§ TASK TO CARRY OUT: Leave the pictures out, and retype all of the material exactly as written.

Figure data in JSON
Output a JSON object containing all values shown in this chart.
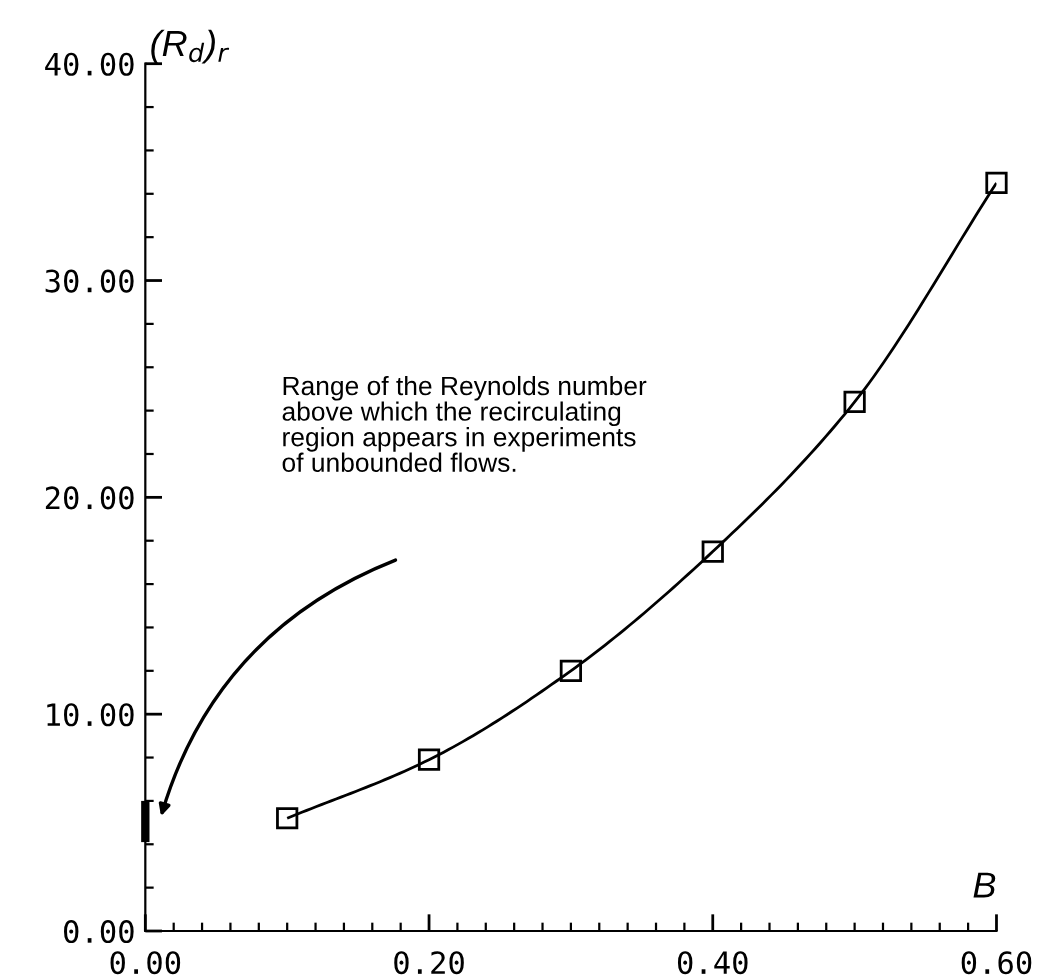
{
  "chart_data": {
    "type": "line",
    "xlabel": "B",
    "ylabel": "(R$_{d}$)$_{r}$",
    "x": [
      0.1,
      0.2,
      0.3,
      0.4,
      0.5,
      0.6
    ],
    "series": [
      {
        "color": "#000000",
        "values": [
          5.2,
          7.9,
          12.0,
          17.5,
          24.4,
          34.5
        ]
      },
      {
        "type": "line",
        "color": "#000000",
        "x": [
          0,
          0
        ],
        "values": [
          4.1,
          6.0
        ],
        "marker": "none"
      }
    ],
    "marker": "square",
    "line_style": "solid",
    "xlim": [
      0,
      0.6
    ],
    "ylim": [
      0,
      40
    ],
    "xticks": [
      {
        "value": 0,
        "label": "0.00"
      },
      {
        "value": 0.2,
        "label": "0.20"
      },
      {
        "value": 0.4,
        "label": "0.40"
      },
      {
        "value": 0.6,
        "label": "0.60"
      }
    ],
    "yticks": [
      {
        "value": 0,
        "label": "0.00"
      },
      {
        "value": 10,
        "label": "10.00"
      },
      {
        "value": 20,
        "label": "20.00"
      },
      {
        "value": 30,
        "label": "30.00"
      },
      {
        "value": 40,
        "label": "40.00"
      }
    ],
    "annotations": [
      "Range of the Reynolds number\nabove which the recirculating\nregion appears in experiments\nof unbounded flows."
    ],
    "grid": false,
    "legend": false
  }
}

§ CORRECT OUTPUT:
Output a JSON object containing all values shown in this chart.
{
  "chart_data": {
    "type": "line",
    "xlabel": "B",
    "ylabel": "(R$_{d}$)$_{r}$",
    "x": [
      0.1,
      0.2,
      0.3,
      0.4,
      0.5,
      0.6
    ],
    "series": [
      {
        "color": "#000000",
        "values": [
          5.2,
          7.9,
          12.0,
          17.5,
          24.4,
          34.5
        ]
      },
      {
        "type": "line",
        "color": "#000000",
        "x": [
          0,
          0
        ],
        "values": [
          4.1,
          6.0
        ],
        "marker": "none"
      }
    ],
    "marker": "square",
    "line_style": "solid",
    "xlim": [
      0,
      0.6
    ],
    "ylim": [
      0,
      40
    ],
    "xticks": [
      {
        "value": 0,
        "label": "0.00"
      },
      {
        "value": 0.2,
        "label": "0.20"
      },
      {
        "value": 0.4,
        "label": "0.40"
      },
      {
        "value": 0.6,
        "label": "0.60"
      }
    ],
    "yticks": [
      {
        "value": 0,
        "label": "0.00"
      },
      {
        "value": 10,
        "label": "10.00"
      },
      {
        "value": 20,
        "label": "20.00"
      },
      {
        "value": 30,
        "label": "30.00"
      },
      {
        "value": 40,
        "label": "40.00"
      }
    ],
    "annotations": [
      "Range of the Reynolds number\nabove which the recirculating\nregion appears in experiments\nof unbounded flows."
    ],
    "grid": false,
    "legend": false
  }
}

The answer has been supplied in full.